- [Given instruction] Below are the entries; state how many of their lines contain the string "Deputies", and nothing more.

[Recorded data]
▼
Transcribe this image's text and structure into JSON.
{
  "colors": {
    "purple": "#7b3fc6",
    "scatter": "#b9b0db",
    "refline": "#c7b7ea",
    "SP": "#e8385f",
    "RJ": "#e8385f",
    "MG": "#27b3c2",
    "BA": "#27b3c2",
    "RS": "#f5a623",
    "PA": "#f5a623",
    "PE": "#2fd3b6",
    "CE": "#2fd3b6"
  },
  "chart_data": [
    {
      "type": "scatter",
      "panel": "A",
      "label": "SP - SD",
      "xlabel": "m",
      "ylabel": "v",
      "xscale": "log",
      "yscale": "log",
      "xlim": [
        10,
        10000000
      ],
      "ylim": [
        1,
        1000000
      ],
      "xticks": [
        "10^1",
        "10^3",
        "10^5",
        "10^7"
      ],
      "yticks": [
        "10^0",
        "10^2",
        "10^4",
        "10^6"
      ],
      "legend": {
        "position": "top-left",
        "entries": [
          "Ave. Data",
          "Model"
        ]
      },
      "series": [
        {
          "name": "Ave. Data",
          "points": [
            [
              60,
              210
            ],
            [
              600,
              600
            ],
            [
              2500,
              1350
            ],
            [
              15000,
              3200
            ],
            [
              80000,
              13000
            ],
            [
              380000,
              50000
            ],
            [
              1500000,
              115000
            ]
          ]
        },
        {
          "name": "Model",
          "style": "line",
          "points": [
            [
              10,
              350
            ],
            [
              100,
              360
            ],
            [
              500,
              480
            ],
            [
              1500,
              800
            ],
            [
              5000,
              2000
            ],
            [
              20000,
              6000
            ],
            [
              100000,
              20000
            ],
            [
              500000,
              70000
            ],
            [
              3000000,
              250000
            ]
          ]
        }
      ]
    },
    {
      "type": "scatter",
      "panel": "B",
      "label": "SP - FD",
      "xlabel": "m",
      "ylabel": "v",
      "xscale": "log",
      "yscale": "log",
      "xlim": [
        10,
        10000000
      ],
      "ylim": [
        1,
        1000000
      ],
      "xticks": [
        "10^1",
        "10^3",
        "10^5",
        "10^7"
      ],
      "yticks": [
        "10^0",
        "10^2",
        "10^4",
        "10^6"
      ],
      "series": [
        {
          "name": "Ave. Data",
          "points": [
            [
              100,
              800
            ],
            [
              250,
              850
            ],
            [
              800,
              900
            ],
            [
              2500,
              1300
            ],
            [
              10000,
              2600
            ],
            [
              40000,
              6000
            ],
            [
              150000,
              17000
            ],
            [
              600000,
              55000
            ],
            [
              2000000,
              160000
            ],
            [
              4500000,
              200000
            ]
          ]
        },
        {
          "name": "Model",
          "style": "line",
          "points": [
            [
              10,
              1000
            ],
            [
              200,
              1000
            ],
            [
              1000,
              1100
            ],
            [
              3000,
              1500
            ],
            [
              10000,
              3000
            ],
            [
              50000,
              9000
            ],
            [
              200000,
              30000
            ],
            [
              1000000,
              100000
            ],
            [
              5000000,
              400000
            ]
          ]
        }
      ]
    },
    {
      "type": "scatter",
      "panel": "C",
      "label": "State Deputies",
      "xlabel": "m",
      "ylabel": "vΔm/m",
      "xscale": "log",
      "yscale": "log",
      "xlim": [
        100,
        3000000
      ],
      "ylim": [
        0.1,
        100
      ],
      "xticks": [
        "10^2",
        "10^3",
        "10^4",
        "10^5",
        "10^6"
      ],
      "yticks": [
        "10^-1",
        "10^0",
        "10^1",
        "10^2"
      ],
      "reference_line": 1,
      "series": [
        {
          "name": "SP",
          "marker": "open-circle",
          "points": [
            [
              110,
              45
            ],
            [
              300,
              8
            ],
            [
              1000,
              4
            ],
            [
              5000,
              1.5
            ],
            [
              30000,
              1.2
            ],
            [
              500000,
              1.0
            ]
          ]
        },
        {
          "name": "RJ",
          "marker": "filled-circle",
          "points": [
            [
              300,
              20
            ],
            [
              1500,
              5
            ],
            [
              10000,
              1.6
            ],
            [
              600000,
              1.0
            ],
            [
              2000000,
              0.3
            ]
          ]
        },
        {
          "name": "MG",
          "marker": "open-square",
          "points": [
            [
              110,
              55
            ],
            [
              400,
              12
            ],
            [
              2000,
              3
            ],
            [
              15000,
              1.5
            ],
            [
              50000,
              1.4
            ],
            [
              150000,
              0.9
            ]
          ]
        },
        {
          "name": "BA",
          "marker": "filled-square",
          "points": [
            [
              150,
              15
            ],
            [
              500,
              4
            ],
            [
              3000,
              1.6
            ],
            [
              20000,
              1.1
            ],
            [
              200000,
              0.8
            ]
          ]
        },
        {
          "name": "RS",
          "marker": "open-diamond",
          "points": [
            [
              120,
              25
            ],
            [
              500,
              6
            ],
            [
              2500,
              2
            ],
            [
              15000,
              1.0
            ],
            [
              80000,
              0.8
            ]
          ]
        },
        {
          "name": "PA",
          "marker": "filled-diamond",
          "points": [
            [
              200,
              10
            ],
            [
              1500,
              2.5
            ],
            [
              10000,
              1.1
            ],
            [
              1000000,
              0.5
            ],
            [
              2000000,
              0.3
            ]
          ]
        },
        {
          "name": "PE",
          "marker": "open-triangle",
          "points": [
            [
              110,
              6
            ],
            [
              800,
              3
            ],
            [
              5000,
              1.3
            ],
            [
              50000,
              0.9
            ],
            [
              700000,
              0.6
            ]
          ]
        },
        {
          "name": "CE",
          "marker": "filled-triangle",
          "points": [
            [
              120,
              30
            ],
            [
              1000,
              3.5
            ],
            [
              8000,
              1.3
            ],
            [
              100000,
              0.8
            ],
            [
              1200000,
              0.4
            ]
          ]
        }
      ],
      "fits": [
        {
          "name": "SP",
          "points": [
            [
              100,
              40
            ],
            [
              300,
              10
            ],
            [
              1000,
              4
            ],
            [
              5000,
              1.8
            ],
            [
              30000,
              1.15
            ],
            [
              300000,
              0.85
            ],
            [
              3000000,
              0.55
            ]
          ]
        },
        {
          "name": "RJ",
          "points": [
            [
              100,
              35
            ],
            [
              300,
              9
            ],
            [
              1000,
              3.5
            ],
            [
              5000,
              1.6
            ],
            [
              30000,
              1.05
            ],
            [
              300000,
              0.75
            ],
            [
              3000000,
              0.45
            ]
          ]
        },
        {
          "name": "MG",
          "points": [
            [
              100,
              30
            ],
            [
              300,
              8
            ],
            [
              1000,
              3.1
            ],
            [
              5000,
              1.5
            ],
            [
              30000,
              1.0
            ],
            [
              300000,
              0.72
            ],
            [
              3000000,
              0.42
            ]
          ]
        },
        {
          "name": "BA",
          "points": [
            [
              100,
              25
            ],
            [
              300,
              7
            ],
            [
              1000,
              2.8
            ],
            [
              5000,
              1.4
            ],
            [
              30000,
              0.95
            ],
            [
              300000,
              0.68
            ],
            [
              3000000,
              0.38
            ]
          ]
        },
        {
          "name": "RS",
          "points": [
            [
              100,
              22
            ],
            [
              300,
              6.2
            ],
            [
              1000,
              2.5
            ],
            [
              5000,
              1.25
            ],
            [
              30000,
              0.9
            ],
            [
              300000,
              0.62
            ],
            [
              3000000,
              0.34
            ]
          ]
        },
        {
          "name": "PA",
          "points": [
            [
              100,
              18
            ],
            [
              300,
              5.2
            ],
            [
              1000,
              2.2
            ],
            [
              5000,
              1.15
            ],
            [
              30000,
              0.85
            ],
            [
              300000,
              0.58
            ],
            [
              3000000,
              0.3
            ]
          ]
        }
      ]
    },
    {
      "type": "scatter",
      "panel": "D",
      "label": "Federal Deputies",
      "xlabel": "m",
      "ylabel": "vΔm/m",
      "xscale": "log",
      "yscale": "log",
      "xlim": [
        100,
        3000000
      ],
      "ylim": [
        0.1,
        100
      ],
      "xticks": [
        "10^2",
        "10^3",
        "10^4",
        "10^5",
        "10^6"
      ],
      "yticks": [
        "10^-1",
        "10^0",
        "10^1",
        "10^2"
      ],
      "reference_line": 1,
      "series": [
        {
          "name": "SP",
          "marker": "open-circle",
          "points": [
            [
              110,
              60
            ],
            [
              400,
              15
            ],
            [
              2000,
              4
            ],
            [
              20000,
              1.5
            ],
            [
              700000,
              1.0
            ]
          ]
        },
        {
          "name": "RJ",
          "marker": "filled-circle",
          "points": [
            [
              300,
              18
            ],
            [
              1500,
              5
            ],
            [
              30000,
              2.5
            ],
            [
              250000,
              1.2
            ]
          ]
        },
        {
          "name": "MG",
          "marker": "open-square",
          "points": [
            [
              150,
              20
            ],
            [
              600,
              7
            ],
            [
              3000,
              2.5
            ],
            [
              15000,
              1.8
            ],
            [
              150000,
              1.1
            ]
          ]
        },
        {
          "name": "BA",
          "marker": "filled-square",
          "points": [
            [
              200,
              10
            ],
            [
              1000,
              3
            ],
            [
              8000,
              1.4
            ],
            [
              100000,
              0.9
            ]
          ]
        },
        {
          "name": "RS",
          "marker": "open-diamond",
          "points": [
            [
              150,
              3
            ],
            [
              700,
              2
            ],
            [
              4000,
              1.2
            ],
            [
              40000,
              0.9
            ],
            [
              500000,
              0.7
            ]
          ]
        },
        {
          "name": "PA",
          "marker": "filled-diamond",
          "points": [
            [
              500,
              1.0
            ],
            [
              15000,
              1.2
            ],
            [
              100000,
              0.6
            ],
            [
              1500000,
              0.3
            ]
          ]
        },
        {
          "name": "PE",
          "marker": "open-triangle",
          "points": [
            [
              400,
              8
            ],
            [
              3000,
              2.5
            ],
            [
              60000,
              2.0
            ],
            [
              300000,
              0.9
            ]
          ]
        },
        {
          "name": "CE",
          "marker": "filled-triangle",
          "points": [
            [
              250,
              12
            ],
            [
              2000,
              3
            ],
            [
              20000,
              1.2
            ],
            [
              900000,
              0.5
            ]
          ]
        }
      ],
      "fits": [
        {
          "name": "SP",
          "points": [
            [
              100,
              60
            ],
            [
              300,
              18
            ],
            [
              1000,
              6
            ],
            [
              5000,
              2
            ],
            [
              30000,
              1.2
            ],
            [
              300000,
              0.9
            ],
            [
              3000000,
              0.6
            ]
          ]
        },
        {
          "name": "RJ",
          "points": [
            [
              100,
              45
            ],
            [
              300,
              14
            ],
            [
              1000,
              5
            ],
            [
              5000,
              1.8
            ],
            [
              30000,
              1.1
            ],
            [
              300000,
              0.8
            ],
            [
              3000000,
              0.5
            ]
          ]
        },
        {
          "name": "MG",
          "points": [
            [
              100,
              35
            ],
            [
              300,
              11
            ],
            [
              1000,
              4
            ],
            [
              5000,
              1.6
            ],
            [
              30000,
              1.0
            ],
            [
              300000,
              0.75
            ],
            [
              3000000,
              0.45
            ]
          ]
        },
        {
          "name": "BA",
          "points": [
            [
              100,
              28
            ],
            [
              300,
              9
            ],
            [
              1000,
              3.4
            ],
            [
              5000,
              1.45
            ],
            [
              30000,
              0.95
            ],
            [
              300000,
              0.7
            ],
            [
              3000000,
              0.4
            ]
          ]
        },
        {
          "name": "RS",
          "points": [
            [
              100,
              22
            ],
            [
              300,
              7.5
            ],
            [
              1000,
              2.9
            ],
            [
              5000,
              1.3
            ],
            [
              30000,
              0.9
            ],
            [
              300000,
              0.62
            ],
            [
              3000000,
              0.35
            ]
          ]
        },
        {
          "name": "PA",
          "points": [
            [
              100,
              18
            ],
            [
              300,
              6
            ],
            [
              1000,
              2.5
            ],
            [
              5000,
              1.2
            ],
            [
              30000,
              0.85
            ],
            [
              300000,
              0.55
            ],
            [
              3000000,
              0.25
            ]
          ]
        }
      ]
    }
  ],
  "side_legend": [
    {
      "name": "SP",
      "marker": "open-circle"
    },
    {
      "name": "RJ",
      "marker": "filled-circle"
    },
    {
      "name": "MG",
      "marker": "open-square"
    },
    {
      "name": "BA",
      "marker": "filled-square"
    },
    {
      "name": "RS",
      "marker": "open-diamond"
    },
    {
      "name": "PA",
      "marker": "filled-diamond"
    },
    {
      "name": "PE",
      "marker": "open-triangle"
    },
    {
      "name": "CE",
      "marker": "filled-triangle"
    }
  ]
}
▲
- [The reply] 2